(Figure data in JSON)

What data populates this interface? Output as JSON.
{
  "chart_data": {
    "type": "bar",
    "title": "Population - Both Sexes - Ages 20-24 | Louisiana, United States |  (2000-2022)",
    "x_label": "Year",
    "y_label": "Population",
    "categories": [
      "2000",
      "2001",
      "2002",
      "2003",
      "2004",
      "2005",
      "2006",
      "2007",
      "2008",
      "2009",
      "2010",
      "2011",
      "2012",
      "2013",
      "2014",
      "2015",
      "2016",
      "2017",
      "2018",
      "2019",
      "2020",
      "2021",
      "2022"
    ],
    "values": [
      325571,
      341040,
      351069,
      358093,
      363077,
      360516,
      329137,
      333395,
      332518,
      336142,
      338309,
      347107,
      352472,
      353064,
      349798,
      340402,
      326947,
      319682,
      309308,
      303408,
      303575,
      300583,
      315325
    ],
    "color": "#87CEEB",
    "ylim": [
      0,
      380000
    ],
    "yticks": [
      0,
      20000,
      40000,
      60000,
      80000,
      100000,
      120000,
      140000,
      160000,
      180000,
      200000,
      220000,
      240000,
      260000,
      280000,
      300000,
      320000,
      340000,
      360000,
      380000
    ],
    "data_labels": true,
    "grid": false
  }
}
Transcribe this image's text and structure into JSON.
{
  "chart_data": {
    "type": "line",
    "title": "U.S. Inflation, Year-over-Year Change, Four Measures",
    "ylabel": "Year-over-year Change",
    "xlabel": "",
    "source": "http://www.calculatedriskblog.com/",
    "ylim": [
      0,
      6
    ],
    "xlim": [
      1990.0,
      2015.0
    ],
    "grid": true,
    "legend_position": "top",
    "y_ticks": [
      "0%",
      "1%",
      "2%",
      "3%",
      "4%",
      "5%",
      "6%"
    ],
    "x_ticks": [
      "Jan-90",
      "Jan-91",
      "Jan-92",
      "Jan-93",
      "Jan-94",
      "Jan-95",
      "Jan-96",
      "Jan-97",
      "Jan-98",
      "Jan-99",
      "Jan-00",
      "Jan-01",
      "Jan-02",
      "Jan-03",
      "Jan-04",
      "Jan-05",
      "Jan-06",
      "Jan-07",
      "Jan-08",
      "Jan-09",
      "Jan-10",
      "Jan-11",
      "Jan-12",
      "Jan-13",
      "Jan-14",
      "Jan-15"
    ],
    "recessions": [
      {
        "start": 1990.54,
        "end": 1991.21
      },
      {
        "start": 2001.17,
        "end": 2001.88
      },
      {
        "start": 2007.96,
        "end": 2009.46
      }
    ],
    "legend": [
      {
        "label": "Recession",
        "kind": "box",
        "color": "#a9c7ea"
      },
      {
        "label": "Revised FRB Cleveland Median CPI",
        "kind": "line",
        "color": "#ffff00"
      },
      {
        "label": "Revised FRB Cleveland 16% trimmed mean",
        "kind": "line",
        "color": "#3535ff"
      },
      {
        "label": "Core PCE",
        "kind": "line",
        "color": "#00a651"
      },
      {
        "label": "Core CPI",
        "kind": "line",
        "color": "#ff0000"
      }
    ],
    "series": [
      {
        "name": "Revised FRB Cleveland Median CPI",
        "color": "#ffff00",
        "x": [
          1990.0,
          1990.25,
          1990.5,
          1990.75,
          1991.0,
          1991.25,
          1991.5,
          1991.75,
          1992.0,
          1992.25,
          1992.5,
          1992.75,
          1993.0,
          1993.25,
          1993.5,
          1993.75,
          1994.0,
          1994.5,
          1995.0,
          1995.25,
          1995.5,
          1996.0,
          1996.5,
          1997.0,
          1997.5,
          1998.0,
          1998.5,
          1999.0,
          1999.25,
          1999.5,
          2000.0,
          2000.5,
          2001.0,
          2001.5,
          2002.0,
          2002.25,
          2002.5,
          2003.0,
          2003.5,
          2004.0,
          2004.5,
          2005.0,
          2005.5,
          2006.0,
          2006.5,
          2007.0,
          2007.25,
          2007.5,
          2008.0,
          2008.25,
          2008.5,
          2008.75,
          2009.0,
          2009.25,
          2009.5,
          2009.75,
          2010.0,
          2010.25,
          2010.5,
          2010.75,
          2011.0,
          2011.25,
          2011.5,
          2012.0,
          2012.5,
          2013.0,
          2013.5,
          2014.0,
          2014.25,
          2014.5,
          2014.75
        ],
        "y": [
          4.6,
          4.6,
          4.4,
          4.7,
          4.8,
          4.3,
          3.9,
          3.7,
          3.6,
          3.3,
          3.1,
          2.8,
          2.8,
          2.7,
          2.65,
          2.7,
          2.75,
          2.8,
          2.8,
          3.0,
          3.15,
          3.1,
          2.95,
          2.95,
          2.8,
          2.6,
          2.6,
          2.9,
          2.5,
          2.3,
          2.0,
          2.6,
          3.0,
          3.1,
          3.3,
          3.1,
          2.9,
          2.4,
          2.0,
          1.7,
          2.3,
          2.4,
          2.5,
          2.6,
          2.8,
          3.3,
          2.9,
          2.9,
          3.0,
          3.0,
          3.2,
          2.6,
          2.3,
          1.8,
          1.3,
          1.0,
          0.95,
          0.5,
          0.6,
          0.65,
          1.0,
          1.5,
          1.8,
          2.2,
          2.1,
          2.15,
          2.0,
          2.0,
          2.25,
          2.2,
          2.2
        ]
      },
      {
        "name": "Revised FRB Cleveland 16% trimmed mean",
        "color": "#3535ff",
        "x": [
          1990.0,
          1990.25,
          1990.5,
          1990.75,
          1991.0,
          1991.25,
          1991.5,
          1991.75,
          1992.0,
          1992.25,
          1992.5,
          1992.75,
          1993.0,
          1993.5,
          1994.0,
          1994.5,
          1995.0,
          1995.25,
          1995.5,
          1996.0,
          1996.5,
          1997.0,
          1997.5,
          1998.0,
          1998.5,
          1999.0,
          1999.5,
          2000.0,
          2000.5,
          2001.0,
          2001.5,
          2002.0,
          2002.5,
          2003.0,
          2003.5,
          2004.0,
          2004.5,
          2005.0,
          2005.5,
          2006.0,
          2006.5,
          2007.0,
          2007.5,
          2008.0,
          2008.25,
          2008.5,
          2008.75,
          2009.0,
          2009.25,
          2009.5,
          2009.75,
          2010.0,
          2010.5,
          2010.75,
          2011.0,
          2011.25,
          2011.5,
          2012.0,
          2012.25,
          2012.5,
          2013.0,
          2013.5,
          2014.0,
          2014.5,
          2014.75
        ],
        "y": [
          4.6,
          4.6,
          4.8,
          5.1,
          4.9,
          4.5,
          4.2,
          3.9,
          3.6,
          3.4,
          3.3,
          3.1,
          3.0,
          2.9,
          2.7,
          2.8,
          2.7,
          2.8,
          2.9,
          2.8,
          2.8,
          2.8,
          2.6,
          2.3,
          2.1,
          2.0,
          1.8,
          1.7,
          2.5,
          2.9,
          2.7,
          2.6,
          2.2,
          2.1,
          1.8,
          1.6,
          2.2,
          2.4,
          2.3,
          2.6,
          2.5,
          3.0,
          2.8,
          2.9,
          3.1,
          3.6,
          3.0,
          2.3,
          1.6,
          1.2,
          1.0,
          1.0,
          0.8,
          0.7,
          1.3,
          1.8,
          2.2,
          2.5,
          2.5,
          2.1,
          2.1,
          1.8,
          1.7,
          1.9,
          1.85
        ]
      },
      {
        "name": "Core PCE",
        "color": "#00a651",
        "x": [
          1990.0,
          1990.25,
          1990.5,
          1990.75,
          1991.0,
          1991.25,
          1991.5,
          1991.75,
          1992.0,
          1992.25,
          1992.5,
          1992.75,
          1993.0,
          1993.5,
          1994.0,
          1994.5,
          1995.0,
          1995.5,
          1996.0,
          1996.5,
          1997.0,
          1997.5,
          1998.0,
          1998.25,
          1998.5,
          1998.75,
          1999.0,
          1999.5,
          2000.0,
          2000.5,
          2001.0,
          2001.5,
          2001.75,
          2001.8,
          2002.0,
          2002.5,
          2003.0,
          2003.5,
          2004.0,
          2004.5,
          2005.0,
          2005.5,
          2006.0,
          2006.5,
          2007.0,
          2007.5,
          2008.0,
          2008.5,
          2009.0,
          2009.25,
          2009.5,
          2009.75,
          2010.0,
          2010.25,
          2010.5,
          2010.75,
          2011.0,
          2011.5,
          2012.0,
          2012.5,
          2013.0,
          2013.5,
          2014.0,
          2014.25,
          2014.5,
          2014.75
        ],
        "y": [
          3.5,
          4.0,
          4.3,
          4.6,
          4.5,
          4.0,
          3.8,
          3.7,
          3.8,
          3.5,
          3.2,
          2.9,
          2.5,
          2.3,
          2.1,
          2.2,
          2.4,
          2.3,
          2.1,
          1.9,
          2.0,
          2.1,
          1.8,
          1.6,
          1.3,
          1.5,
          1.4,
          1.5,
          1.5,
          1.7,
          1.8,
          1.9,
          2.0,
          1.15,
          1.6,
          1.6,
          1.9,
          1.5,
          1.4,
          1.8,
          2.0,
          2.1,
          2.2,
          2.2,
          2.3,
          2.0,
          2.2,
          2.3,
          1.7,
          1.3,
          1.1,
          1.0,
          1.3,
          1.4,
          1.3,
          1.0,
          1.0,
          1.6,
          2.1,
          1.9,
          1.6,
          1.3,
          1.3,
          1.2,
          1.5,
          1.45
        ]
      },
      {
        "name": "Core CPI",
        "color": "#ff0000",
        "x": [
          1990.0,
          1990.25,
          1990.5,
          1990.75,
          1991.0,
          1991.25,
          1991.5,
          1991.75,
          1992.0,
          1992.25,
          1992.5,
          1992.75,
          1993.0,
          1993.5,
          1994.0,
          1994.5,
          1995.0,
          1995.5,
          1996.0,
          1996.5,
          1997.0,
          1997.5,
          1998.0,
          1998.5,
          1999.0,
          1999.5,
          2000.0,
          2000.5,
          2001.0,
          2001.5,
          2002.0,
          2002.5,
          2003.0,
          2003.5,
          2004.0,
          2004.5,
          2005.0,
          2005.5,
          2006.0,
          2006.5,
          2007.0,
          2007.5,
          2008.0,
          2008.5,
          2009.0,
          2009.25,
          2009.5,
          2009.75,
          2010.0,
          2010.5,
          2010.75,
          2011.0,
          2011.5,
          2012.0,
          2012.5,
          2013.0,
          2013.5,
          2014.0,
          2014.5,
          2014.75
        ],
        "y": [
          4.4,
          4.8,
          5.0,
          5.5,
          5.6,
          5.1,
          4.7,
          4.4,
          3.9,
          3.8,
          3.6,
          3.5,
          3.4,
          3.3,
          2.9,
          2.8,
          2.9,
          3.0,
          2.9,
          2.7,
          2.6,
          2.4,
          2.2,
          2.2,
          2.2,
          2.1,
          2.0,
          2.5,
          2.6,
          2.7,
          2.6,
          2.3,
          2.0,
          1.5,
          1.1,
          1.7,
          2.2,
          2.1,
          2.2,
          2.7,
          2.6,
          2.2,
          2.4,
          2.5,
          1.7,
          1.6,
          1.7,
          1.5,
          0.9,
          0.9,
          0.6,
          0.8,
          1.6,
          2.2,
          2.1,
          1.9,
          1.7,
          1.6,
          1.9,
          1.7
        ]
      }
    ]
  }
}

→ **Exercise directions**
Copy out each line of the data containing the string "color".

→ **Solution for this task**
    "color": "#87CEEB",
        "color": "#a9c7ea"
        "color": "#ffff00"
        "color": "#3535ff"
        "color": "#00a651"
        "color": "#ff0000"
        "color": "#ffff00",
        "color": "#3535ff",
        "color": "#00a651",
        "color": "#ff0000",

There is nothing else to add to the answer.